» YOUR INSTRUCTIONS:
Extract the listing below in full, unchanged.

::::::::

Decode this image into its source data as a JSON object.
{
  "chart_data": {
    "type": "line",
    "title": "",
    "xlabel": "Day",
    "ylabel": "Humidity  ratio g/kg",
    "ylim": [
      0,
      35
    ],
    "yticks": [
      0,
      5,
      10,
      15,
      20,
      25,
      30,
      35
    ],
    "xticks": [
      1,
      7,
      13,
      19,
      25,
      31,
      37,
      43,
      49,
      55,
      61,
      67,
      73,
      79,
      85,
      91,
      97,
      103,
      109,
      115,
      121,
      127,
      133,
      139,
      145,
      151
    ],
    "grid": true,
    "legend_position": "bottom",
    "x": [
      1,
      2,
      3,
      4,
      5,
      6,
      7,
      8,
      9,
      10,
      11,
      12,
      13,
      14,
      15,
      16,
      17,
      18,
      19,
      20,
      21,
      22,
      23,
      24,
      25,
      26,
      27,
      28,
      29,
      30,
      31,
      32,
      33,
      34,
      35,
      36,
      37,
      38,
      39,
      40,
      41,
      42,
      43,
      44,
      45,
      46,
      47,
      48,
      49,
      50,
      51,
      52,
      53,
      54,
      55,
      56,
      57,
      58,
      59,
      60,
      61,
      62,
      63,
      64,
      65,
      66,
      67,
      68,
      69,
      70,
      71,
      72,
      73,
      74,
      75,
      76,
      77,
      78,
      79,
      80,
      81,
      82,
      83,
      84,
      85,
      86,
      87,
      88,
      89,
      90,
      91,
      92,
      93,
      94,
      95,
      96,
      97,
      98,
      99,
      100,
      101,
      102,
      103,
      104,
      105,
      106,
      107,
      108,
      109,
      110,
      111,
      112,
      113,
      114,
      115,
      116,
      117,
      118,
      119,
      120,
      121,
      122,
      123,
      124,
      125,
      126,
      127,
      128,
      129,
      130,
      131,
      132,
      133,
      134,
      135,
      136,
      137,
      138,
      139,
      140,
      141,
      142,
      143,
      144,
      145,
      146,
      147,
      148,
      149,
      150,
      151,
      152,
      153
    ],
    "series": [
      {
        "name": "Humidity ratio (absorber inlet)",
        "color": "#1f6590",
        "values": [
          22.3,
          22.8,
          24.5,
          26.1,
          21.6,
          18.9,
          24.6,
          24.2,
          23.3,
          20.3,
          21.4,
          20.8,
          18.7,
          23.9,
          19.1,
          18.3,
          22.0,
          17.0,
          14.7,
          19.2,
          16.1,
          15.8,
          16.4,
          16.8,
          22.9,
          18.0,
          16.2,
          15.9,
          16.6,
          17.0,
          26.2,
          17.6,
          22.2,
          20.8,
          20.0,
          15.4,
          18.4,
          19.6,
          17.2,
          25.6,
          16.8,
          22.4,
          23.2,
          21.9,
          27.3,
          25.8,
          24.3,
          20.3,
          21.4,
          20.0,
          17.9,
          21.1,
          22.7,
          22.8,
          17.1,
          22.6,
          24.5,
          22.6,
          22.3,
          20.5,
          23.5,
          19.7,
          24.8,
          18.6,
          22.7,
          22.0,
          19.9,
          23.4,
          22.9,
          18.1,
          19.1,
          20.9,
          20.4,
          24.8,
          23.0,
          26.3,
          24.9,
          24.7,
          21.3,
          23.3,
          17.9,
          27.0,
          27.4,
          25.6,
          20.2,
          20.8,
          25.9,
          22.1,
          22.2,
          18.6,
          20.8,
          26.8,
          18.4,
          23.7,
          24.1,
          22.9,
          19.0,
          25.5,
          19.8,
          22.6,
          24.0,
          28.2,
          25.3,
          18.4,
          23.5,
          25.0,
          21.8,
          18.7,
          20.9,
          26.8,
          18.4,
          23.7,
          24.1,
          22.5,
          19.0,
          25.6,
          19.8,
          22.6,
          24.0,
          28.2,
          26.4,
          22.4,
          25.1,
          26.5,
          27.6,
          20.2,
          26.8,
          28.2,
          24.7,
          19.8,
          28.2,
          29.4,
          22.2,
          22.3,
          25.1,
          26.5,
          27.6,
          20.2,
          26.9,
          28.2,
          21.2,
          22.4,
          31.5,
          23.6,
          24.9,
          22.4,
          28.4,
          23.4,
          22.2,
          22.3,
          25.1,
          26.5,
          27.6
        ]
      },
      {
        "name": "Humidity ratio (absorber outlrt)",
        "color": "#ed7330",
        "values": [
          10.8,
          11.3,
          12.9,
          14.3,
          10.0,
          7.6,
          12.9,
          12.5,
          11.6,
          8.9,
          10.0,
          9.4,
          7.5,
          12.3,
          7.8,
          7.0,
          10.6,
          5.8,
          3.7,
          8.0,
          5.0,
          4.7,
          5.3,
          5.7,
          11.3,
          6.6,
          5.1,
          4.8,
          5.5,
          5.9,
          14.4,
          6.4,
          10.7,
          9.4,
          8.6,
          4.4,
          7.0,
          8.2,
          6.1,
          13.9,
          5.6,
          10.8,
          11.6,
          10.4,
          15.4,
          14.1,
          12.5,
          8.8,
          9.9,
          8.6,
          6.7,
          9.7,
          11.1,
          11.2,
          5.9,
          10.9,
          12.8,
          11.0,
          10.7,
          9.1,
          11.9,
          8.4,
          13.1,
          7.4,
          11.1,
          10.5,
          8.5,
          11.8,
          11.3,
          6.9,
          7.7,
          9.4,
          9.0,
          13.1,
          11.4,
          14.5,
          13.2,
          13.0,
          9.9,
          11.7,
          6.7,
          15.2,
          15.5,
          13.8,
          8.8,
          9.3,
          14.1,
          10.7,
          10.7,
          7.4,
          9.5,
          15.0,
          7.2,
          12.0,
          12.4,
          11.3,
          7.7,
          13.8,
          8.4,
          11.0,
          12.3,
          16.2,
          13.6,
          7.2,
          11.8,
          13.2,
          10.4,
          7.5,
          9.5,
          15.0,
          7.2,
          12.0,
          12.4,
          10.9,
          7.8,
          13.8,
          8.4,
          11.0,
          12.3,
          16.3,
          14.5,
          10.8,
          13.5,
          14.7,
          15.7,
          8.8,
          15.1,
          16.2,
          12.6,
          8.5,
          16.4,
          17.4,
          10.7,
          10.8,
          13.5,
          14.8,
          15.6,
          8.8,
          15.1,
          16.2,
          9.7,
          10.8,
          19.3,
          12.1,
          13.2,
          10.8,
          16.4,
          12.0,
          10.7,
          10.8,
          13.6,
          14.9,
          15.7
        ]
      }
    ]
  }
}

::::::::

» CORRECT RESPONSE:
Decode this image into its source data as a JSON object.
{
  "chart_data": {
    "type": "line",
    "title": "",
    "xlabel": "Day",
    "ylabel": "Humidity  ratio g/kg",
    "ylim": [
      0,
      35
    ],
    "yticks": [
      0,
      5,
      10,
      15,
      20,
      25,
      30,
      35
    ],
    "xticks": [
      1,
      7,
      13,
      19,
      25,
      31,
      37,
      43,
      49,
      55,
      61,
      67,
      73,
      79,
      85,
      91,
      97,
      103,
      109,
      115,
      121,
      127,
      133,
      139,
      145,
      151
    ],
    "grid": true,
    "legend_position": "bottom",
    "x": [
      1,
      2,
      3,
      4,
      5,
      6,
      7,
      8,
      9,
      10,
      11,
      12,
      13,
      14,
      15,
      16,
      17,
      18,
      19,
      20,
      21,
      22,
      23,
      24,
      25,
      26,
      27,
      28,
      29,
      30,
      31,
      32,
      33,
      34,
      35,
      36,
      37,
      38,
      39,
      40,
      41,
      42,
      43,
      44,
      45,
      46,
      47,
      48,
      49,
      50,
      51,
      52,
      53,
      54,
      55,
      56,
      57,
      58,
      59,
      60,
      61,
      62,
      63,
      64,
      65,
      66,
      67,
      68,
      69,
      70,
      71,
      72,
      73,
      74,
      75,
      76,
      77,
      78,
      79,
      80,
      81,
      82,
      83,
      84,
      85,
      86,
      87,
      88,
      89,
      90,
      91,
      92,
      93,
      94,
      95,
      96,
      97,
      98,
      99,
      100,
      101,
      102,
      103,
      104,
      105,
      106,
      107,
      108,
      109,
      110,
      111,
      112,
      113,
      114,
      115,
      116,
      117,
      118,
      119,
      120,
      121,
      122,
      123,
      124,
      125,
      126,
      127,
      128,
      129,
      130,
      131,
      132,
      133,
      134,
      135,
      136,
      137,
      138,
      139,
      140,
      141,
      142,
      143,
      144,
      145,
      146,
      147,
      148,
      149,
      150,
      151,
      152,
      153
    ],
    "series": [
      {
        "name": "Humidity ratio (absorber inlet)",
        "color": "#1f6590",
        "values": [
          22.3,
          22.8,
          24.5,
          26.1,
          21.6,
          18.9,
          24.6,
          24.2,
          23.3,
          20.3,
          21.4,
          20.8,
          18.7,
          23.9,
          19.1,
          18.3,
          22.0,
          17.0,
          14.7,
          19.2,
          16.1,
          15.8,
          16.4,
          16.8,
          22.9,
          18.0,
          16.2,
          15.9,
          16.6,
          17.0,
          26.2,
          17.6,
          22.2,
          20.8,
          20.0,
          15.4,
          18.4,
          19.6,
          17.2,
          25.6,
          16.8,
          22.4,
          23.2,
          21.9,
          27.3,
          25.8,
          24.3,
          20.3,
          21.4,
          20.0,
          17.9,
          21.1,
          22.7,
          22.8,
          17.1,
          22.6,
          24.5,
          22.6,
          22.3,
          20.5,
          23.5,
          19.7,
          24.8,
          18.6,
          22.7,
          22.0,
          19.9,
          23.4,
          22.9,
          18.1,
          19.1,
          20.9,
          20.4,
          24.8,
          23.0,
          26.3,
          24.9,
          24.7,
          21.3,
          23.3,
          17.9,
          27.0,
          27.4,
          25.6,
          20.2,
          20.8,
          25.9,
          22.1,
          22.2,
          18.6,
          20.8,
          26.8,
          18.4,
          23.7,
          24.1,
          22.9,
          19.0,
          25.5,
          19.8,
          22.6,
          24.0,
          28.2,
          25.3,
          18.4,
          23.5,
          25.0,
          21.8,
          18.7,
          20.9,
          26.8,
          18.4,
          23.7,
          24.1,
          22.5,
          19.0,
          25.6,
          19.8,
          22.6,
          24.0,
          28.2,
          26.4,
          22.4,
          25.1,
          26.5,
          27.6,
          20.2,
          26.8,
          28.2,
          24.7,
          19.8,
          28.2,
          29.4,
          22.2,
          22.3,
          25.1,
          26.5,
          27.6,
          20.2,
          26.9,
          28.2,
          21.2,
          22.4,
          31.5,
          23.6,
          24.9,
          22.4,
          28.4,
          23.4,
          22.2,
          22.3,
          25.1,
          26.5,
          27.6
        ]
      },
      {
        "name": "Humidity ratio (absorber outlrt)",
        "color": "#ed7330",
        "values": [
          10.8,
          11.3,
          12.9,
          14.3,
          10.0,
          7.6,
          12.9,
          12.5,
          11.6,
          8.9,
          10.0,
          9.4,
          7.5,
          12.3,
          7.8,
          7.0,
          10.6,
          5.8,
          3.7,
          8.0,
          5.0,
          4.7,
          5.3,
          5.7,
          11.3,
          6.6,
          5.1,
          4.8,
          5.5,
          5.9,
          14.4,
          6.4,
          10.7,
          9.4,
          8.6,
          4.4,
          7.0,
          8.2,
          6.1,
          13.9,
          5.6,
          10.8,
          11.6,
          10.4,
          15.4,
          14.1,
          12.5,
          8.8,
          9.9,
          8.6,
          6.7,
          9.7,
          11.1,
          11.2,
          5.9,
          10.9,
          12.8,
          11.0,
          10.7,
          9.1,
          11.9,
          8.4,
          13.1,
          7.4,
          11.1,
          10.5,
          8.5,
          11.8,
          11.3,
          6.9,
          7.7,
          9.4,
          9.0,
          13.1,
          11.4,
          14.5,
          13.2,
          13.0,
          9.9,
          11.7,
          6.7,
          15.2,
          15.5,
          13.8,
          8.8,
          9.3,
          14.1,
          10.7,
          10.7,
          7.4,
          9.5,
          15.0,
          7.2,
          12.0,
          12.4,
          11.3,
          7.7,
          13.8,
          8.4,
          11.0,
          12.3,
          16.2,
          13.6,
          7.2,
          11.8,
          13.2,
          10.4,
          7.5,
          9.5,
          15.0,
          7.2,
          12.0,
          12.4,
          10.9,
          7.8,
          13.8,
          8.4,
          11.0,
          12.3,
          16.3,
          14.5,
          10.8,
          13.5,
          14.7,
          15.7,
          8.8,
          15.1,
          16.2,
          12.6,
          8.5,
          16.4,
          17.4,
          10.7,
          10.8,
          13.5,
          14.8,
          15.6,
          8.8,
          15.1,
          16.2,
          9.7,
          10.8,
          19.3,
          12.1,
          13.2,
          10.8,
          16.4,
          12.0,
          10.7,
          10.8,
          13.6,
          14.9,
          15.7
        ]
      }
    ]
  }
}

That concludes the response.